SET TASK A —
Echo the tutorial passage on defining an intersection operator in GFL word for word, in full.

This is the most technical part of the tutorial . In this section we shall demonstrate the use of constrain and graphic extensions for extending GFL with new operators. Such new operators may for example emulate some operators of DAML+OIl ontology language. It is worth to note however, the systematic conversion of DAML+OIL ontologies to any logic programming framework is a complex problem , that will probably bring forth a number of papers in the future. At present the only paper that deals with this problem is working paper by B. Grosof and I Horrocks .
Intersection is the least difficult operator to deal with. It allows exact translation from set theoretical to Logic programming semantic. There are possibly different ways of defining the intersection of concepts. Consider our previous example- ecomodeler which is Intersection of ecologist and modeler.
This statement is equivalent to the set of 3 rules:
X:ecomodeler:- X:ecologist, X:modeler.
X:modeler:- X:ecomodeler.
X:ecologist:-X:ecomodeler.
Note we can use the same variable X in all the three rules. It is because in logic programming variable name has meaning only inside the rule. Alternatively it can be translated into one fact and 3 generic rules.
intersection(ecomodeler, ecologist, modeler).
X:Int:-intersection(Int, C1, C2), X:C1, X:C2.
X:C1:-intersection(Int, C1, _),X:Int.
X:C1:-intersection(Int, _, C1),X:Int.
We will use the first set of rules to define intersection operator. Here is how definition looks.

The green arrows suggest that variable symbols in meaning part of the diagram should exactly correspond to the names in operator part .Note, only variable X in the diagram is a real logical variable. The symbols C1, C2, Cinter denote arbitrary classes. But they are not logical variables (so we do not use question mark after their name. The definition of the operator Intersection suggest that each occurrence of such operator should be accompanied by insertion of 3 rules into the database. During this insertion variables C1, C2, Cinter substituted by the respective concepts from left hand side of the diagram. Variable X is logical variable and is inserted as is. We can frealy use the same variable X in all the three rules , or we can use other names. IIn F-Logic variable name is local for the rule.

MATERIAL FOR THIS EXERCISE —
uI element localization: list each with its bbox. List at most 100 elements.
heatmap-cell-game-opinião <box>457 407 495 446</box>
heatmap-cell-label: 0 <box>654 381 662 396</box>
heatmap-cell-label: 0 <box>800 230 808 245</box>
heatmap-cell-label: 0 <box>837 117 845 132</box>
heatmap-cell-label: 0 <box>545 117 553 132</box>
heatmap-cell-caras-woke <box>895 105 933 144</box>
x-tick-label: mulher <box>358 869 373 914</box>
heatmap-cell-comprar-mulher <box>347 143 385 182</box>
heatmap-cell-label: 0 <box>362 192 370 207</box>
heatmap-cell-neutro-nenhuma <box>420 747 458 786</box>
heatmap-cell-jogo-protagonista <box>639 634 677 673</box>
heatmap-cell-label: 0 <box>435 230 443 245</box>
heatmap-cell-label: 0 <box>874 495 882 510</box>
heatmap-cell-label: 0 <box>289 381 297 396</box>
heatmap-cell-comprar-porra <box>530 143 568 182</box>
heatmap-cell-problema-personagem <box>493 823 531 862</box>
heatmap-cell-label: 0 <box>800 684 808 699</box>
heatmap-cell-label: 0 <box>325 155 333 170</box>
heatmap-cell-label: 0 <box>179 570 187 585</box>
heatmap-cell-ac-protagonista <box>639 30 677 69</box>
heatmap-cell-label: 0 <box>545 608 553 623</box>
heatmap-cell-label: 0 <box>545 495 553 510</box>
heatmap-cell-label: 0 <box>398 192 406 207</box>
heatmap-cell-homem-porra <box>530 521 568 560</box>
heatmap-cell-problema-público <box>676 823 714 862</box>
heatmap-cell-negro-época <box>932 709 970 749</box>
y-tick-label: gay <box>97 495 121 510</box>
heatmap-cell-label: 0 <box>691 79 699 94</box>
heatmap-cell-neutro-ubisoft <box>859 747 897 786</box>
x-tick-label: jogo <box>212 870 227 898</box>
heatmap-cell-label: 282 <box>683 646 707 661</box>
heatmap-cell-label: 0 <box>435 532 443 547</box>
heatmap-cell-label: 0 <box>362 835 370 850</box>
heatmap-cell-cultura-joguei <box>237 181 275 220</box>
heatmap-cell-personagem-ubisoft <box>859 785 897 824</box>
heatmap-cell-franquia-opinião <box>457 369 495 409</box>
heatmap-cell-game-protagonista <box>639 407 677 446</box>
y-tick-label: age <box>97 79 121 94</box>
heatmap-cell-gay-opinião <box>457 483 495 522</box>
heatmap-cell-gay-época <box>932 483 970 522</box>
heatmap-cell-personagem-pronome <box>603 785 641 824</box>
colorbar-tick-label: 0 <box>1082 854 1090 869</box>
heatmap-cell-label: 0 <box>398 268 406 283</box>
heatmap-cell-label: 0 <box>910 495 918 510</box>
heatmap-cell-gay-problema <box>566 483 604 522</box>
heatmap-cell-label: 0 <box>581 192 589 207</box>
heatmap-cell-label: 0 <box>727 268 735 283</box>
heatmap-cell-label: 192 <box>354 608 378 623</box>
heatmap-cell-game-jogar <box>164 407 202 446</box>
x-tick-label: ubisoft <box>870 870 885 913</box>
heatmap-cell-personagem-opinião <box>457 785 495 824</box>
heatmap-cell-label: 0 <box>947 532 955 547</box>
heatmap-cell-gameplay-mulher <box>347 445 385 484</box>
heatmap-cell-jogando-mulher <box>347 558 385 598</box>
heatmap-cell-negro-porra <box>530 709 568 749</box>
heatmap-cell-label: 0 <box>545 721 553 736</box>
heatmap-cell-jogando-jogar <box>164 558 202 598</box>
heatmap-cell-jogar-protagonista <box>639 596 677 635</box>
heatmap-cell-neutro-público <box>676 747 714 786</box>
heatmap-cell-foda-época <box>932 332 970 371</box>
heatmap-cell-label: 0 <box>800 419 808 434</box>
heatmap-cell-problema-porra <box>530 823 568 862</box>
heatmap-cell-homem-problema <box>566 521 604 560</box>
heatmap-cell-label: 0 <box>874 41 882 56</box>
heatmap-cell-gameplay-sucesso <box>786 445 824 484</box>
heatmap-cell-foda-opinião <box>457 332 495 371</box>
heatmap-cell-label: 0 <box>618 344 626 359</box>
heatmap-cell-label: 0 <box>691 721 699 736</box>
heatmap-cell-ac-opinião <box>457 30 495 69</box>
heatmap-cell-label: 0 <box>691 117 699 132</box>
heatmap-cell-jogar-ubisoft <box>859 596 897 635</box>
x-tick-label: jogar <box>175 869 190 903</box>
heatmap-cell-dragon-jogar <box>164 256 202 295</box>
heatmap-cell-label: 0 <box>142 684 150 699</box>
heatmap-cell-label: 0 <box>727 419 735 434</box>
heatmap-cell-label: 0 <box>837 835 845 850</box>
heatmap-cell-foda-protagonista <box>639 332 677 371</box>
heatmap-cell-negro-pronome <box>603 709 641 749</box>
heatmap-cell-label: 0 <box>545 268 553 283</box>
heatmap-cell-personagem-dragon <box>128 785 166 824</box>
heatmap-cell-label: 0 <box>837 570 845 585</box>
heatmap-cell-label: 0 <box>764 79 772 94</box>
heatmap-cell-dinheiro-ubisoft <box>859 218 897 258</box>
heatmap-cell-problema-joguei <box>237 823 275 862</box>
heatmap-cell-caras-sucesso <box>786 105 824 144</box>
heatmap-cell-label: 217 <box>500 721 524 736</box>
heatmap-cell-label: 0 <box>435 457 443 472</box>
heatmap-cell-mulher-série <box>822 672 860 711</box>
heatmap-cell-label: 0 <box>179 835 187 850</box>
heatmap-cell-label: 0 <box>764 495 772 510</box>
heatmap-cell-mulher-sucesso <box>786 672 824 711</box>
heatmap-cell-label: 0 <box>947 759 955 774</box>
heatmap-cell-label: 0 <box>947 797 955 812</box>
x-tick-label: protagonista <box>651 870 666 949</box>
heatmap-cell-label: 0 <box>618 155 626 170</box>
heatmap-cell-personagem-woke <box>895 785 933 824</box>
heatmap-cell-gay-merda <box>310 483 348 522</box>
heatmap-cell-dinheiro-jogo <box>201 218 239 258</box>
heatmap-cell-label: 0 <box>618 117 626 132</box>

SET TASK B —
Duplicate the records verbatim from their first line through the line containing "heatmap-cell-gay-época <box>932 483", including both of those lines.

RIGHT ANSWER A —
This is the most technical part of the tutorial . In this section we shall demonstrate the use of constrain and graphic extensions for extending GFL with new operators. Such new operators may for example emulate some operators of DAML+OIl ontology language. It is worth to note however, the systematic conversion of DAML+OIL ontologies to any logic programming framework is a complex problem , that will probably bring forth a number of papers in the future. At present the only paper that deals with this problem is working paper by B. Grosof and I Horrocks .
Intersection is the least difficult operator to deal with. It allows exact translation from set theoretical to Logic programming semantic. There are possibly different ways of defining the intersection of concepts. Consider our previous example- ecomodeler which is Intersection of ecologist and modeler.
This statement is equivalent to the set of 3 rules:
X:ecomodeler:- X:ecologist, X:modeler.
X:modeler:- X:ecomodeler.
X:ecologist:-X:ecomodeler.
Note we can use the same variable X in all the three rules. It is because in logic programming variable name has meaning only inside the rule. Alternatively it can be translated into one fact and 3 generic rules.
intersection(ecomodeler, ecologist, modeler).
X:Int:-intersection(Int, C1, C2), X:C1, X:C2.
X:C1:-intersection(Int, C1, _),X:Int.
X:C1:-intersection(Int, _, C1),X:Int.
We will use the first set of rules to define intersection operator. Here is how definition looks.

The green arrows suggest that variable symbols in meaning part of the diagram should exactly correspond to the names in operator part .Note, only variable X in the diagram is a real logical variable. The symbols C1, C2, Cinter denote arbitrary classes. But they are not logical variables (so we do not use question mark after their name. The definition of the operator Intersection suggest that each occurrence of such operator should be accompanied by insertion of 3 rules into the database. During this insertion variables C1, C2, Cinter substituted by the respective concepts from left hand side of the diagram. Variable X is logical variable and is inserted as is. We can frealy use the same variable X in all the three rules , or we can use other names. IIn F-Logic variable name is local for the rule.

RIGHT ANSWER B —
uI element localization: list each with its bbox. List at most 100 elements.
heatmap-cell-game-opinião <box>457 407 495 446</box>
heatmap-cell-label: 0 <box>654 381 662 396</box>
heatmap-cell-label: 0 <box>800 230 808 245</box>
heatmap-cell-label: 0 <box>837 117 845 132</box>
heatmap-cell-label: 0 <box>545 117 553 132</box>
heatmap-cell-caras-woke <box>895 105 933 144</box>
x-tick-label: mulher <box>358 869 373 914</box>
heatmap-cell-comprar-mulher <box>347 143 385 182</box>
heatmap-cell-label: 0 <box>362 192 370 207</box>
heatmap-cell-neutro-nenhuma <box>420 747 458 786</box>
heatmap-cell-jogo-protagonista <box>639 634 677 673</box>
heatmap-cell-label: 0 <box>435 230 443 245</box>
heatmap-cell-label: 0 <box>874 495 882 510</box>
heatmap-cell-label: 0 <box>289 381 297 396</box>
heatmap-cell-comprar-porra <box>530 143 568 182</box>
heatmap-cell-problema-personagem <box>493 823 531 862</box>
heatmap-cell-label: 0 <box>800 684 808 699</box>
heatmap-cell-label: 0 <box>325 155 333 170</box>
heatmap-cell-label: 0 <box>179 570 187 585</box>
heatmap-cell-ac-protagonista <box>639 30 677 69</box>
heatmap-cell-label: 0 <box>545 608 553 623</box>
heatmap-cell-label: 0 <box>545 495 553 510</box>
heatmap-cell-label: 0 <box>398 192 406 207</box>
heatmap-cell-homem-porra <box>530 521 568 560</box>
heatmap-cell-problema-público <box>676 823 714 862</box>
heatmap-cell-negro-época <box>932 709 970 749</box>
y-tick-label: gay <box>97 495 121 510</box>
heatmap-cell-label: 0 <box>691 79 699 94</box>
heatmap-cell-neutro-ubisoft <box>859 747 897 786</box>
x-tick-label: jogo <box>212 870 227 898</box>
heatmap-cell-label: 282 <box>683 646 707 661</box>
heatmap-cell-label: 0 <box>435 532 443 547</box>
heatmap-cell-label: 0 <box>362 835 370 850</box>
heatmap-cell-cultura-joguei <box>237 181 275 220</box>
heatmap-cell-personagem-ubisoft <box>859 785 897 824</box>
heatmap-cell-franquia-opinião <box>457 369 495 409</box>
heatmap-cell-game-protagonista <box>639 407 677 446</box>
y-tick-label: age <box>97 79 121 94</box>
heatmap-cell-gay-opinião <box>457 483 495 522</box>
heatmap-cell-gay-época <box>932 483 970 522</box>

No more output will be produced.